Source excerpt:
%%

Saturday, 19 May 2012

COMMUNITY, 3.20-22 – "Digital Estate Planning", "The First Chang Dynasty" & "Introduction to Finality"

Saturday, 19 May 2012

Community's third season came to an end with a trio of episodes shown across two-hours on NBC; which was either a parting treat for loyal fans, or a way to burn-off the remainder of a low-rated comedy. Which do you think? The first episode, "Digital Estate Planning", was a spiritual sequel to "Abed's Uncontrollable Christmas" from last season, only with claymation replaced by 8-bit computer graphics. The virtual adventure began when Pierce (Chevy Chase) was summoned to his late-father's estate with "seven of his closest friends" (um, LeVar Burton didn't show), to compete in a video game against his dad's manservant Gilbert (Giancarlo Esposito) to win his family inheritance. Cue the study group sitting inside a multi-player simulator, playing "Journey To The Center Of Hawkthorne", with the vast majority of the episode visualized as an '80s-style RPG...

**½ (out of four)
There's no denying "Digital Estate Planning" was an ambitious and original comedy idea (it was produced last because of the extensive animation required), and one which undoubtedly tickled nerdy G spots if retro gaming's your thing. I haven't felt passionate about gaming since the days of Street Fighter III, but it was nevertheless amusing to see cute avatars of Community's characters journeying through this digitised world—poking fun at the style, subtleties, traditions and clichés of retro RPGs. One of the funniest sequences was seeing Annie (Alison Brie) and Shirley (Yvette Nicole Brown) accidentally kill a kind blacksmith and his wife. But while it was a visually-arresting, it felt oddly frenzied and alienating at times. The story and themes got lost amidst jokes derived from nostalgia for late-'80s consoles. Consequently, while I bow to "Digital Estate Planning" on a creative level, definitely had fun watching it, and laughed many times—especially when Abed (Danny Pudi) adapted the game so a girl sprite could bear him thousands of cooing "children"—it felt slightly too unfocused and repetitive at times.

%%

Data:
%%

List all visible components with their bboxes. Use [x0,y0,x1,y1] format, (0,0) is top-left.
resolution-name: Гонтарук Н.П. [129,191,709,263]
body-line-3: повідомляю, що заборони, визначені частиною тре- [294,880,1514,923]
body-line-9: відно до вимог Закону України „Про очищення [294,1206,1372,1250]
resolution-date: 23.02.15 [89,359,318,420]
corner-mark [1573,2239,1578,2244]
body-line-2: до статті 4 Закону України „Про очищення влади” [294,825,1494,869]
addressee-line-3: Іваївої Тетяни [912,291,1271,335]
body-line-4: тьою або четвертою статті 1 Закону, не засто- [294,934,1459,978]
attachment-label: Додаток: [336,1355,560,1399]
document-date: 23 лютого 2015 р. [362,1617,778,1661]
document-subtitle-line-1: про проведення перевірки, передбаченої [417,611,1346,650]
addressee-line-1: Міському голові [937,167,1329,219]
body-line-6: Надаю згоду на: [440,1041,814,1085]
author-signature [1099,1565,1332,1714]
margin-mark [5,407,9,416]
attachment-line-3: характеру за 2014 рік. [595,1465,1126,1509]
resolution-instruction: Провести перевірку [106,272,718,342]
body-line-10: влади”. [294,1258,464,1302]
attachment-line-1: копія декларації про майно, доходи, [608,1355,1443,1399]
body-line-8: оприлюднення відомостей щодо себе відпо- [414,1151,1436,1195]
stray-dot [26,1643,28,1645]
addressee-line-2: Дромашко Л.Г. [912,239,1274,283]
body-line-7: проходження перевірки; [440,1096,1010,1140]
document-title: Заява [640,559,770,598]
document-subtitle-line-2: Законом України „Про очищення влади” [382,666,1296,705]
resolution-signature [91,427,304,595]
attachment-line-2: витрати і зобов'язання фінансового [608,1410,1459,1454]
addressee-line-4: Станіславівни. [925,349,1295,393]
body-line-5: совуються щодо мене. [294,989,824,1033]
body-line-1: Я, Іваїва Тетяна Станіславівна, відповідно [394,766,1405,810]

%%

Work to complete:
a: Answer these questions from the Community review:
(i) What video game does the study group play in "Digital Estate Planning"?
(ii) Which episode from the previous season is "Digital Estate Planning" called a spiritual sequel to?
(iii) Why was "Digital Estate Planning" produced last?
b: Shorten the paragraph of the Community review that begins "There's no denying" while keeping its main facts.
c: Continue the Community review, starting after its final sentence.
The listing is separate material from the Community review.

Exercise results:
a:
(i) "Journey To The Center Of Hawkthorne"
(ii) "Abed's Uncontrollable Christmas"
(iii) Because of the extensive animation it required.

b: "Digital Estate Planning" was an ambitious, original idea, produced last because of its heavy animation, and it will delight fans of retro gaming. Watching the characters' avatars move through a digitized world that mocks retro RPG conventions was amusing. Highlights included Annie and Shirley accidentally killing a kind blacksmith and his wife, and Abed modifying the game so a girl sprite could bear him thousands of "children." Yet despite its visual flair, it felt frenzied and alienating at times, with story and themes lost among nostalgic jokes about late-'80s consoles. The reviewer admired it creatively and laughed often, but found it somewhat unfocused and repetitive.

c:
*** (out of four)
Far funnier and better focused was "The First Chang Dynasty"—despite the fact this recent storyline, about the Dean (Jim Rash) being deposed by Chang (Ken Jeong) and replaced by a "doppledeaner"—has been very poorly implemented. (Why did nobody even mention these events in the previous episode?) There's no excuse this season's listless mytharc, really, which didn't help this story once it resumed progressing the idea of Troy (Donald Glover) becoming an air-con repairman in service to Laybourne (John Goodman). Still, putting that complaint to one side, I adored this episode's witty spoofing of identikit heist movies like Ocean's Eleven—particularly the way it exposed the genre's countless clichés. (Ever notice how unoriginal plans are when breaking into high-security banks, casinos and prisons?) The moment where Troy and Abed pretended to be mustachioed plumbers, bullshitting two of Chang's young operatives to gain access to a room to cause a flood, was a strong example of good writing and performances working in tandem. Along the way, we got Shirley (Yvette Nicole Brown) in a thick beard, Britta (Gillian Jacobs) as a magician's assistant (someone cast her as Batman's Harley Quinn already!), Pierce as a racist Swami, and it was all gold... culminating in Chang, dressed as Napoleon, playing a keytar rigged to blow up the school on its final note, with Abed having to cut the only wire connected to the bomb. Fast, clever, strewn with funny lines... this was a joy.

**½ (out of four)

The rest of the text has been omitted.